> **Exercise requirements**
Please restate the following records word for word.

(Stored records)
*****

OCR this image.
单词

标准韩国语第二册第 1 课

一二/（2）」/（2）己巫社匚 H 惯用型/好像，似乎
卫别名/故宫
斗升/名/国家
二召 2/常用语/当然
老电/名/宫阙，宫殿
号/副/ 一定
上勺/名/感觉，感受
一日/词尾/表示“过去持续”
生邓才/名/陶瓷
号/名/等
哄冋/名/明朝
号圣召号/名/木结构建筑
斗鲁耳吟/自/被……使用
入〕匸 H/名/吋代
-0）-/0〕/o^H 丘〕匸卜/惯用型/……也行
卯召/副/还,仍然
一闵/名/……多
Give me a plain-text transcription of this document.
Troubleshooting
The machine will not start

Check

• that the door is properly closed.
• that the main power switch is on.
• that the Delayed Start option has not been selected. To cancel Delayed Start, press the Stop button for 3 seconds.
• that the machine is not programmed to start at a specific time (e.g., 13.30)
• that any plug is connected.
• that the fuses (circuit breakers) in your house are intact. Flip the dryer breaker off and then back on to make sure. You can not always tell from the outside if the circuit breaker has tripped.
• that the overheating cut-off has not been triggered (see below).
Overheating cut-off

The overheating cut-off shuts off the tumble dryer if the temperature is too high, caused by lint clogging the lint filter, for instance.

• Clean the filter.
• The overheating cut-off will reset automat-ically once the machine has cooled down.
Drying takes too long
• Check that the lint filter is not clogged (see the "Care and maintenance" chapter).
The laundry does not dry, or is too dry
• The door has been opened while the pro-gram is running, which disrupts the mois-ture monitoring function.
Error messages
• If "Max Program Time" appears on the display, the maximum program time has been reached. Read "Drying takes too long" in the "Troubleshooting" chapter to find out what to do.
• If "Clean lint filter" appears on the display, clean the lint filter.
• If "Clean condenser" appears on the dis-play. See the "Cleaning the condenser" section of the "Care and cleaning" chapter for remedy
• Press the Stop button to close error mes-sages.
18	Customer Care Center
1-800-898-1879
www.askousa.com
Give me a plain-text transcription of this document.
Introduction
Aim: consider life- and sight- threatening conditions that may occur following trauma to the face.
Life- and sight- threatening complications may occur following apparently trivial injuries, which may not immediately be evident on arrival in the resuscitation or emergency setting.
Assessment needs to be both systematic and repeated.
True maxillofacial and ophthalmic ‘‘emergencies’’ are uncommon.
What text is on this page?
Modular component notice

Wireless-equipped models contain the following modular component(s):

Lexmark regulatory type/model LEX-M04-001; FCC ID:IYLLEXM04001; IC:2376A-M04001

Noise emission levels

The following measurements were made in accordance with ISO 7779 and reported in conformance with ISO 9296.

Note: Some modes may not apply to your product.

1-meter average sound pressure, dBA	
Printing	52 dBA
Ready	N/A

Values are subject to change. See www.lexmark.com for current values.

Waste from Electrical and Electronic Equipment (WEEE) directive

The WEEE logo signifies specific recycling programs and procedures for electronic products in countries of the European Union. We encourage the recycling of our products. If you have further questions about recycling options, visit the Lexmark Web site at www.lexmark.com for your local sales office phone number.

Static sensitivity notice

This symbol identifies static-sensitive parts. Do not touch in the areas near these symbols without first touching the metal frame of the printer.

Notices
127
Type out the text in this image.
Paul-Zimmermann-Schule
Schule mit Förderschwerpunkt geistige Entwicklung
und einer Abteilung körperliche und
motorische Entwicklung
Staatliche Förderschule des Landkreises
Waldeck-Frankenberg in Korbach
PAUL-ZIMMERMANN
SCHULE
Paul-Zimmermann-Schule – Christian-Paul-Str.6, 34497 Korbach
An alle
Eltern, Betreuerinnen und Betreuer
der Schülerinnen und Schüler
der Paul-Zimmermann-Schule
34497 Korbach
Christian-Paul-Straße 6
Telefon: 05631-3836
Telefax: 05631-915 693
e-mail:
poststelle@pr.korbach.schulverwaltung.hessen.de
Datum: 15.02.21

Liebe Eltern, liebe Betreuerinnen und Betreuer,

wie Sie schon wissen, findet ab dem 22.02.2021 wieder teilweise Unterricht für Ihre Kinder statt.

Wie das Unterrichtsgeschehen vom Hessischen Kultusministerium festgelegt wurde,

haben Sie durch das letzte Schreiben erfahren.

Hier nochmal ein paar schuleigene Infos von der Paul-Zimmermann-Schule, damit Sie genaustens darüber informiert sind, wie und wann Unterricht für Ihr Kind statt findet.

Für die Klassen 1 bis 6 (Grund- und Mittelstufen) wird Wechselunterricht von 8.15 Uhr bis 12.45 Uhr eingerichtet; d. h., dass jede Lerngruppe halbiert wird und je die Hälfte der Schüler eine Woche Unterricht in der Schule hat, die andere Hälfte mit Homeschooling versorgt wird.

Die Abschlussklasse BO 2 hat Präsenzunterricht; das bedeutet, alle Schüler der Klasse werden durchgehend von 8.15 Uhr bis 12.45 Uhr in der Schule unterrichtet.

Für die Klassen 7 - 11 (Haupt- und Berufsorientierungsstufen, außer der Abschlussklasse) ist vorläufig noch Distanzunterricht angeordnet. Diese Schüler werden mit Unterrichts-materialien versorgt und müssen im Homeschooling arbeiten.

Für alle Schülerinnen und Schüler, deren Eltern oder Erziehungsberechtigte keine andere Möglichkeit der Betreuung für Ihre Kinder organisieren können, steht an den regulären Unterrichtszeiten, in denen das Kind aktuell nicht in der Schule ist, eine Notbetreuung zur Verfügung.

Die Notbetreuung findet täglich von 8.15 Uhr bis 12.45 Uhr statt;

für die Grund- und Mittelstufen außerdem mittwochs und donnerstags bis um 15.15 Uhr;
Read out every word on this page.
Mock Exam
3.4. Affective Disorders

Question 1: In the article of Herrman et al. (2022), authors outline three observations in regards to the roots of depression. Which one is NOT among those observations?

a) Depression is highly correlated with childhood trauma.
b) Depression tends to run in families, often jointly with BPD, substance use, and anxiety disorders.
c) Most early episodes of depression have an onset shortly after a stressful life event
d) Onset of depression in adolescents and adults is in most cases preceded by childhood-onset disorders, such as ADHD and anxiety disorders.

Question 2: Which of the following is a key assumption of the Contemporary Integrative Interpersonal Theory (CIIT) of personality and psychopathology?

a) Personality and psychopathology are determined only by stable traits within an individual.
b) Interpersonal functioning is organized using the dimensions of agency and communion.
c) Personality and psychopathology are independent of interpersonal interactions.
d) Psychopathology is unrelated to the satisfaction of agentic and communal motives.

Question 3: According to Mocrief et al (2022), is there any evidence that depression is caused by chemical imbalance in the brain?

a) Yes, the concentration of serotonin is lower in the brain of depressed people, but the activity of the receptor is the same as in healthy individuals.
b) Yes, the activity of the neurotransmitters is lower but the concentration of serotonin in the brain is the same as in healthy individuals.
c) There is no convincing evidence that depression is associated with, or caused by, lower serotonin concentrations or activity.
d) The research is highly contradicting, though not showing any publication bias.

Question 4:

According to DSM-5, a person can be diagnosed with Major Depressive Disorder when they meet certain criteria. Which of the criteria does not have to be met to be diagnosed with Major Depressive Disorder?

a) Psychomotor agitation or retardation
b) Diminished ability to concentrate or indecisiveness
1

*****

> **Answer**
OCR this image.
单词

标准韩国语第二册第 1 课

一二/（2）」/（2）己巫社匚 H 惯用型/好像，似乎
卫别名/故宫
斗升/名/国家
二召 2/常用语/当然
老电/名/宫阙，宫殿
号/副/ 一定
上勺/名/感觉，感受
一日/词尾/表示“过去持续”
生邓才/名/陶瓷
号/名/等
哄冋/名/明朝
号圣召号/名/木结构建筑
斗鲁耳吟/自/被……使用
入〕匸 H/名/吋代
-0）-/0〕/o^H 丘〕匸卜/惯用型/……也行
卯召/副/还,仍然
一闵/名/……多
Give me a plain-text transcription of this document.
Troubleshooting
The machine will not start

Check

• that the door is properly closed.
• that the main power switch is on.
• that the Delayed Start option has not been selected. To cancel Delayed Start, press the Stop button for 3 seconds.
• that the machine is not programmed to start at a specific time (e.g., 13.30)
• that any plug is connected.
• that the fuses (circuit breakers) in your house are intact. Flip the dryer breaker off and then back on to make sure. You can not always tell from the outside if the circuit breaker has tripped.
• that the overheating cut-off has not been triggered (see below).
Overheating cut-off

The overheating cut-off shuts off the tumble dryer if the temperature is too high, caused by lint clogging the lint filter, for instance.

• Clean the filter.
• The overheating cut-off will reset automat-ically once the machine has cooled down.
Drying takes too long
• Check that the lint filter is not clogged (see the "Care and maintenance" chapter).
The laundry does not dry, or is too dry
• The door has been opened while the pro-gram is running, which disrupts the mois-ture monitoring function.
Error messages
• If "Max Program Time" appears on the display, the maximum program time has been reached. Read "Drying takes too long" in the "Troubleshooting" chapter to find out what to do.
• If "Clean lint filter" appears on the display, clean the lint filter.
• If "Clean condenser" appears on the dis-play. See the "Cleaning the condenser" section of the "Care and cleaning" chapter for remedy
• Press the Stop button to close error mes-sages.
18	Customer Care Center
1-800-898-1879
www.askousa.com
Give me a plain-text transcription of this document.
Introduction
Aim: consider life- and sight- threatening conditions that may occur following trauma to the face.
Life- and sight- threatening complications may occur following apparently trivial injuries, which may not immediately be evident on arrival in the resuscitation or emergency setting.
Assessment needs to be both systematic and repeated.
True maxillofacial and ophthalmic ‘‘emergencies’’ are uncommon.
What text is on this page?
Modular component notice

Wireless-equipped models contain the following modular component(s):

Lexmark regulatory type/model LEX-M04-001; FCC ID:IYLLEXM04001; IC:2376A-M04001

Noise emission levels

The following measurements were made in accordance with ISO 7779 and reported in conformance with ISO 9296.

Note: Some modes may not apply to your product.

1-meter average sound pressure, dBA	
Printing	52 dBA
Ready	N/A

Values are subject to change. See www.lexmark.com for current values.

Waste from Electrical and Electronic Equipment (WEEE) directive

The WEEE logo signifies specific recycling programs and procedures for electronic products in countries of the European Union. We encourage the recycling of our products. If you have further questions about recycling options, visit the Lexmark Web site at www.lexmark.com for your local sales office phone number.

Static sensitivity notice

This symbol identifies static-sensitive parts. Do not touch in the areas near these symbols without first touching the metal frame of the printer.

Notices
127
Type out the text in this image.
Paul-Zimmermann-Schule
Schule mit Förderschwerpunkt geistige Entwicklung
und einer Abteilung körperliche und
motorische Entwicklung
Staatliche Förderschule des Landkreises
Waldeck-Frankenberg in Korbach
PAUL-ZIMMERMANN
SCHULE
Paul-Zimmermann-Schule – Christian-Paul-Str.6, 34497 Korbach
An alle
Eltern, Betreuerinnen und Betreuer
der Schülerinnen und Schüler
der Paul-Zimmermann-Schule
34497 Korbach
Christian-Paul-Straße 6
Telefon: 05631-3836
Telefax: 05631-915 693
e-mail:
poststelle@pr.korbach.schulverwaltung.hessen.de
Datum: 15.02.21

Liebe Eltern, liebe Betreuerinnen und Betreuer,

wie Sie schon wissen, findet ab dem 22.02.2021 wieder teilweise Unterricht für Ihre Kinder statt.

Wie das Unterrichtsgeschehen vom Hessischen Kultusministerium festgelegt wurde,

haben Sie durch das letzte Schreiben erfahren.

Hier nochmal ein paar schuleigene Infos von der Paul-Zimmermann-Schule, damit Sie genaustens darüber informiert sind, wie und wann Unterricht für Ihr Kind statt findet.

Für die Klassen 1 bis 6 (Grund- und Mittelstufen) wird Wechselunterricht von 8.15 Uhr bis 12.45 Uhr eingerichtet; d. h., dass jede Lerngruppe halbiert wird und je die Hälfte der Schüler eine Woche Unterricht in der Schule hat, die andere Hälfte mit Homeschooling versorgt wird.

Die Abschlussklasse BO 2 hat Präsenzunterricht; das bedeutet, alle Schüler der Klasse werden durchgehend von 8.15 Uhr bis 12.45 Uhr in der Schule unterrichtet.

Für die Klassen 7 - 11 (Haupt- und Berufsorientierungsstufen, außer der Abschlussklasse) ist vorläufig noch Distanzunterricht angeordnet. Diese Schüler werden mit Unterrichts-materialien versorgt und müssen im Homeschooling arbeiten.

Für alle Schülerinnen und Schüler, deren Eltern oder Erziehungsberechtigte keine andere Möglichkeit der Betreuung für Ihre Kinder organisieren können, steht an den regulären Unterrichtszeiten, in denen das Kind aktuell nicht in der Schule ist, eine Notbetreuung zur Verfügung.

Die Notbetreuung findet täglich von 8.15 Uhr bis 12.45 Uhr statt;

für die Grund- und Mittelstufen außerdem mittwochs und donnerstags bis um 15.15 Uhr;
Read out every word on this page.
Mock Exam
3.4. Affective Disorders

Question 1: In the article of Herrman et al. (2022), authors outline three observations in regards to the roots of depression. Which one is NOT among those observations?

a) Depression is highly correlated with childhood trauma.
b) Depression tends to run in families, often jointly with BPD, substance use, and anxiety disorders.
c) Most early episodes of depression have an onset shortly after a stressful life event
d) Onset of depression in adolescents and adults is in most cases preceded by childhood-onset disorders, such as ADHD and anxiety disorders.

Question 2: Which of the following is a key assumption of the Contemporary Integrative Interpersonal Theory (CIIT) of personality and psychopathology?

a) Personality and psychopathology are determined only by stable traits within an individual.
b) Interpersonal functioning is organized using the dimensions of agency and communion.
c) Personality and psychopathology are independent of interpersonal interactions.
d) Psychopathology is unrelated to the satisfaction of agentic and communal motives.

Question 3: According to Mocrief et al (2022), is there any evidence that depression is caused by chemical imbalance in the brain?

a) Yes, the concentration of serotonin is lower in the brain of depressed people, but the activity of the receptor is the same as in healthy individuals.
b) Yes, the activity of the neurotransmitters is lower but the concentration of serotonin in the brain is the same as in healthy individuals.
c) There is no convincing evidence that depression is associated with, or caused by, lower serotonin concentrations or activity.
d) The research is highly contradicting, though not showing any publication bias.

Question 4:

According to DSM-5, a person can be diagnosed with Major Depressive Disorder when they meet certain criteria. Which of the criteria does not have to be met to be diagnosed with Major Depressive Disorder?

a) Psychomotor agitation or retardation
b) Diminished ability to concentrate or indecisiveness
1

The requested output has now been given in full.